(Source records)
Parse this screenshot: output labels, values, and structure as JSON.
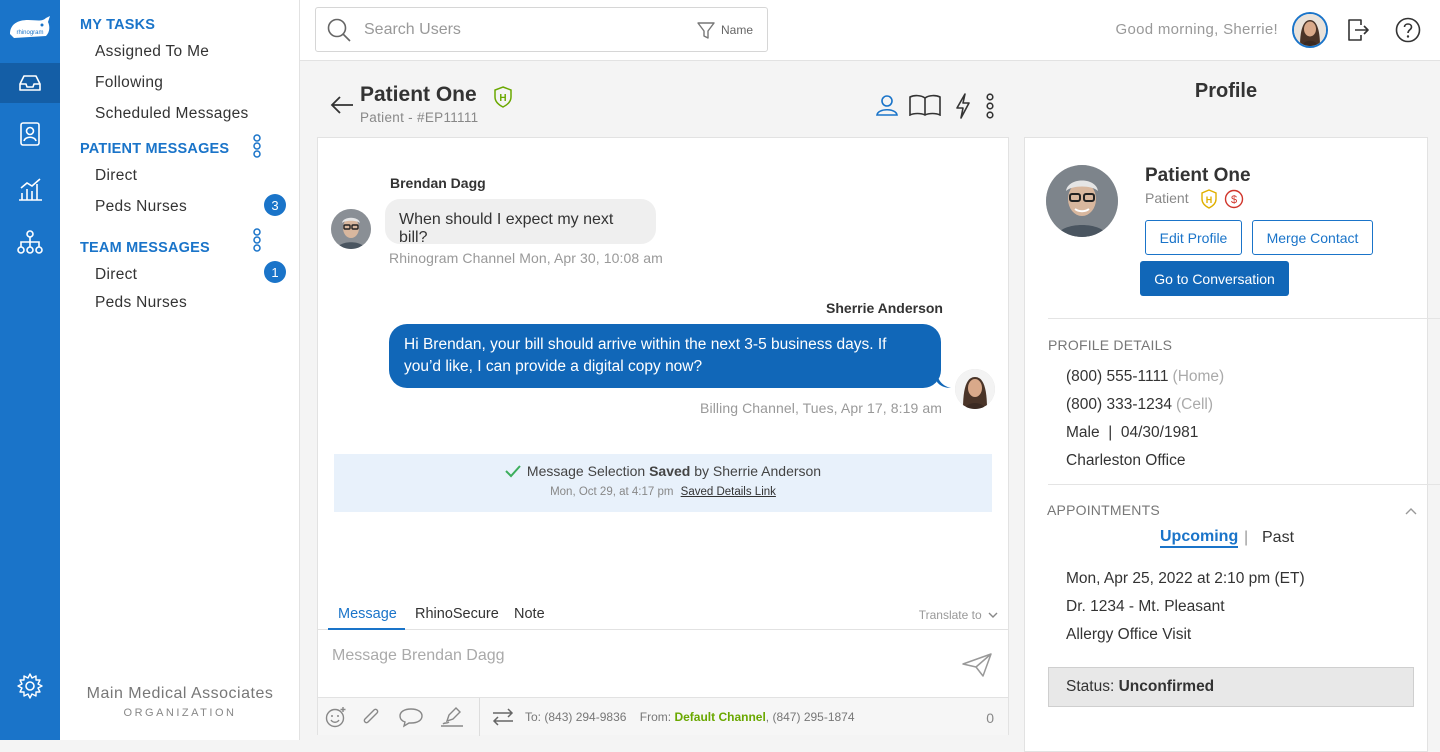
{
  "brand": {
    "name": "rhinogram",
    "accent": "#1a74c9",
    "accent_dark": "#1167b8",
    "success": "#6aa800"
  },
  "rail": {
    "items": [
      {
        "name": "inbox-icon",
        "active": true
      },
      {
        "name": "contacts-icon",
        "active": false
      },
      {
        "name": "analytics-icon",
        "active": false
      },
      {
        "name": "org-chart-icon",
        "active": false
      }
    ],
    "settings_icon": "gear-icon"
  },
  "sidebar": {
    "my_tasks": {
      "header": "MY TASKS",
      "items": [
        "Assigned To Me",
        "Following",
        "Scheduled Messages"
      ]
    },
    "patient_messages": {
      "header": "PATIENT MESSAGES",
      "items": [
        {
          "label": "Direct",
          "badge": ""
        },
        {
          "label": "Peds Nurses",
          "badge": "3"
        }
      ]
    },
    "team_messages": {
      "header": "TEAM MESSAGES",
      "items": [
        {
          "label": "Direct",
          "badge": "1"
        },
        {
          "label": "Peds Nurses",
          "badge": ""
        }
      ]
    },
    "org": {
      "name": "Main Medical Associates",
      "subtitle": "ORGANIZATION"
    }
  },
  "topbar": {
    "search": {
      "placeholder": "Search Users",
      "value": "",
      "filter_label": "Name"
    },
    "greeting": "Good morning, Sherrie!"
  },
  "conversation": {
    "title": "Patient One",
    "subtitle": "Patient - #EP11111",
    "badge": "H",
    "messages": [
      {
        "direction": "in",
        "sender": "Brendan Dagg",
        "text": "When should I expect my next bill?",
        "meta": "Rhinogram Channel Mon, Apr 30, 10:08 am"
      },
      {
        "direction": "out",
        "sender": "Sherrie Anderson",
        "text": "Hi Brendan, your bill should arrive within the next 3-5 business days. If you’d like, I can provide a digital copy now?",
        "meta": "Billing Channel, Tues, Apr 17, 8:19 am"
      }
    ],
    "saved_notice": {
      "prefix": "Message Selection",
      "strong": "Saved",
      "suffix": "by Sherrie Anderson",
      "time": "Mon, Oct 29, at 4:17 pm",
      "link": "Saved Details Link"
    },
    "composer": {
      "tabs": [
        "Message",
        "RhinoSecure",
        "Note"
      ],
      "active_tab": "Message",
      "translate_label": "Translate to",
      "placeholder": "Message Brendan Dagg",
      "value": "",
      "to_label": "To:",
      "to_number": "(843) 294-9836",
      "from_label": "From:",
      "from_channel": "Default Channel",
      "from_number": ", (847) 295-1874",
      "char_count": "0"
    }
  },
  "profile": {
    "panel_title": "Profile",
    "name": "Patient One",
    "role": "Patient",
    "badges": [
      "H",
      "$"
    ],
    "buttons": {
      "edit": "Edit Profile",
      "merge": "Merge Contact",
      "go": "Go to Conversation"
    },
    "details_header": "PROFILE DETAILS",
    "phones": [
      {
        "number": "(800) 555-1111",
        "type": "(Home)"
      },
      {
        "number": "(800) 333-1234",
        "type": "(Cell)"
      }
    ],
    "demographics": "Male  |  04/30/1981",
    "office": "Charleston Office",
    "appointments": {
      "header": "APPOINTMENTS",
      "tabs": [
        "Upcoming",
        "Past"
      ],
      "separator": "|",
      "active_tab": "Upcoming",
      "date": "Mon, Apr 25, 2022 at 2:10 pm (ET)",
      "doctor": "Dr. 1234 - Mt. Pleasant",
      "type": "Allergy Office Visit",
      "status_label": "Status:",
      "status_value": "Unconfirmed"
    }
  }
}
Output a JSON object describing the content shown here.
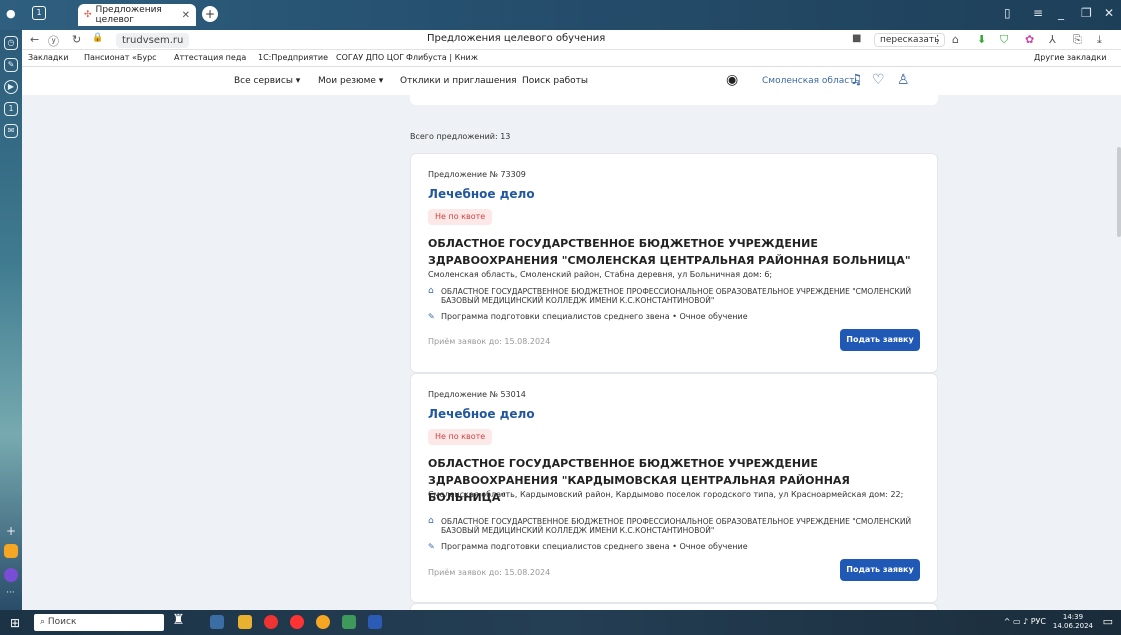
{
  "browser": {
    "tab_title": "Предложения целевог",
    "page_title": "Предложения целевого обучения",
    "url": "trudvsem.ru",
    "translate": "пересказать",
    "other_bookmarks": "Другие закладки"
  },
  "bookmarks": [
    "Закладки",
    "Пансионат «Бурс",
    "Аттестация педа",
    "1С:Предприятие",
    "СОГАУ ДПО ЦОГ",
    "Флибуста | Книж"
  ],
  "header": {
    "menu": [
      "Все сервисы",
      "Мои резюме",
      "Отклики и приглашения",
      "Поиск работы"
    ],
    "region": "Смоленская область"
  },
  "total": "Всего предложений: 13",
  "offers": [
    {
      "number": "Предложение № 73309",
      "specialty": "Лечебное дело",
      "badge": "Не по квоте",
      "org": "ОБЛАСТНОЕ ГОСУДАРСТВЕННОЕ БЮДЖЕТНОЕ УЧРЕЖДЕНИЕ ЗДРАВООХРАНЕНИЯ \"СМОЛЕНСКАЯ ЦЕНТРАЛЬНАЯ РАЙОННАЯ БОЛЬНИЦА\"",
      "address": "Смоленская область, Смоленский район, Стабна деревня, ул Больничная дом: 6;",
      "college": "ОБЛАСТНОЕ ГОСУДАРСТВЕННОЕ БЮДЖЕТНОЕ ПРОФЕССИОНАЛЬНОЕ ОБРАЗОВАТЕЛЬНОЕ УЧРЕЖДЕНИЕ \"СМОЛЕНСКИЙ БАЗОВЫЙ МЕДИЦИНСКИЙ КОЛЛЕДЖ ИМЕНИ К.С.КОНСТАНТИНОВОЙ\"",
      "program": "Программа подготовки специалистов среднего звена • Очное обучение",
      "deadline": "Приём заявок до: 15.08.2024",
      "apply": "Подать заявку"
    },
    {
      "number": "Предложение № 53014",
      "specialty": "Лечебное дело",
      "badge": "Не по квоте",
      "org": "ОБЛАСТНОЕ ГОСУДАРСТВЕННОЕ БЮДЖЕТНОЕ УЧРЕЖДЕНИЕ ЗДРАВООХРАНЕНИЯ \"КАРДЫМОВСКАЯ ЦЕНТРАЛЬНАЯ РАЙОННАЯ БОЛЬНИЦА\"",
      "address": "Смоленская область, Кардымовский район, Кардымово поселок городского типа, ул Красноармейская дом: 22;",
      "college": "ОБЛАСТНОЕ ГОСУДАРСТВЕННОЕ БЮДЖЕТНОЕ ПРОФЕССИОНАЛЬНОЕ ОБРАЗОВАТЕЛЬНОЕ УЧРЕЖДЕНИЕ \"СМОЛЕНСКИЙ БАЗОВЫЙ МЕДИЦИНСКИЙ КОЛЛЕДЖ ИМЕНИ К.С.КОНСТАНТИНОВОЙ\"",
      "program": "Программа подготовки специалистов среднего звена • Очное обучение",
      "deadline": "Приём заявок до: 15.08.2024",
      "apply": "Подать заявку"
    }
  ],
  "taskbar": {
    "search": "Поиск",
    "lang": "РУС",
    "time": "14:39",
    "date": "14.06.2024"
  }
}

* Instructions to follow
Extract every line from the records above that contains the word "should".

* Solution to this problem
        "text": "When should I expect my next bill?",
        "text": "Hi Brendan, your bill should arrive within the next 3-5 business days. If you’d like, I can provide a digital copy now?",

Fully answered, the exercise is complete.